/---

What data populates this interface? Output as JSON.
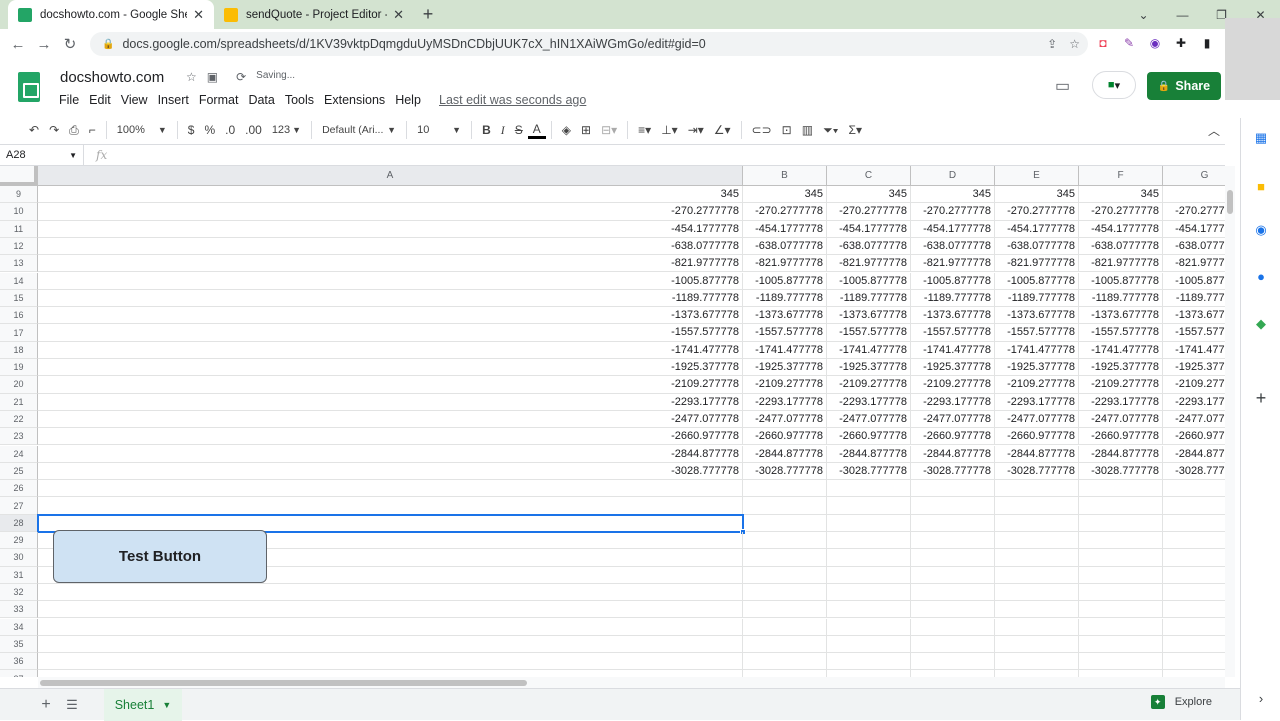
{
  "browser": {
    "tabs": [
      {
        "title": "docshowto.com - Google Sheets",
        "active": true,
        "favicon_color": "#23a566"
      },
      {
        "title": "sendQuote - Project Editor - App",
        "active": false,
        "favicon_color": "#fbbc04"
      }
    ],
    "url": "docs.google.com/spreadsheets/d/1KV39vktpDqmgduUyMSDnCDbjUUK7cX_hIN1XAiWGmGo/edit#gid=0"
  },
  "header": {
    "doc_title": "docshowto.com",
    "saving_status": "Saving...",
    "menus": [
      "File",
      "Edit",
      "View",
      "Insert",
      "Format",
      "Data",
      "Tools",
      "Extensions",
      "Help"
    ],
    "last_edit": "Last edit was seconds ago",
    "share_label": "Share"
  },
  "toolbar": {
    "zoom": "100%",
    "currency": "$",
    "percent": "%",
    "decrease_decimal": ".0",
    "increase_decimal": ".00",
    "more_formats": "123",
    "font": "Default (Ari...",
    "font_size": "10",
    "bold": "B",
    "italic": "I",
    "strike": "S",
    "text_color": "A"
  },
  "formula_bar": {
    "cell_ref": "A28",
    "fx": "fx",
    "value": ""
  },
  "grid": {
    "columns": [
      "A",
      "B",
      "C",
      "D",
      "E",
      "F",
      "G"
    ],
    "rows": [
      {
        "n": "9",
        "v": "345"
      },
      {
        "n": "10",
        "v": "-270.2777778"
      },
      {
        "n": "11",
        "v": "-454.1777778"
      },
      {
        "n": "12",
        "v": "-638.0777778"
      },
      {
        "n": "13",
        "v": "-821.9777778"
      },
      {
        "n": "14",
        "v": "-1005.877778"
      },
      {
        "n": "15",
        "v": "-1189.777778"
      },
      {
        "n": "16",
        "v": "-1373.677778"
      },
      {
        "n": "17",
        "v": "-1557.577778"
      },
      {
        "n": "18",
        "v": "-1741.477778"
      },
      {
        "n": "19",
        "v": "-1925.377778"
      },
      {
        "n": "20",
        "v": "-2109.277778"
      },
      {
        "n": "21",
        "v": "-2293.177778"
      },
      {
        "n": "22",
        "v": "-2477.077778"
      },
      {
        "n": "23",
        "v": "-2660.977778"
      },
      {
        "n": "24",
        "v": "-2844.877778"
      },
      {
        "n": "25",
        "v": "-3028.777778"
      },
      {
        "n": "26",
        "v": ""
      },
      {
        "n": "27",
        "v": ""
      },
      {
        "n": "28",
        "v": ""
      },
      {
        "n": "29",
        "v": ""
      },
      {
        "n": "30",
        "v": ""
      },
      {
        "n": "31",
        "v": ""
      },
      {
        "n": "32",
        "v": ""
      },
      {
        "n": "33",
        "v": ""
      },
      {
        "n": "34",
        "v": ""
      },
      {
        "n": "35",
        "v": ""
      },
      {
        "n": "36",
        "v": ""
      },
      {
        "n": "37",
        "v": ""
      }
    ],
    "selected_row": "28",
    "selected_col": "A"
  },
  "drawing": {
    "label": "Test Button"
  },
  "footer": {
    "sheet_name": "Sheet1",
    "explore_label": "Explore"
  },
  "colors": {
    "brand_green": "#188038",
    "selection_blue": "#1a73e8",
    "button_fill": "#cfe2f3"
  }
}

\---

PROBLEM DETAILS:
How many lines in the listing above contain "docshowto"? Answer with the number alone.

EXERCISE ANSWER:
2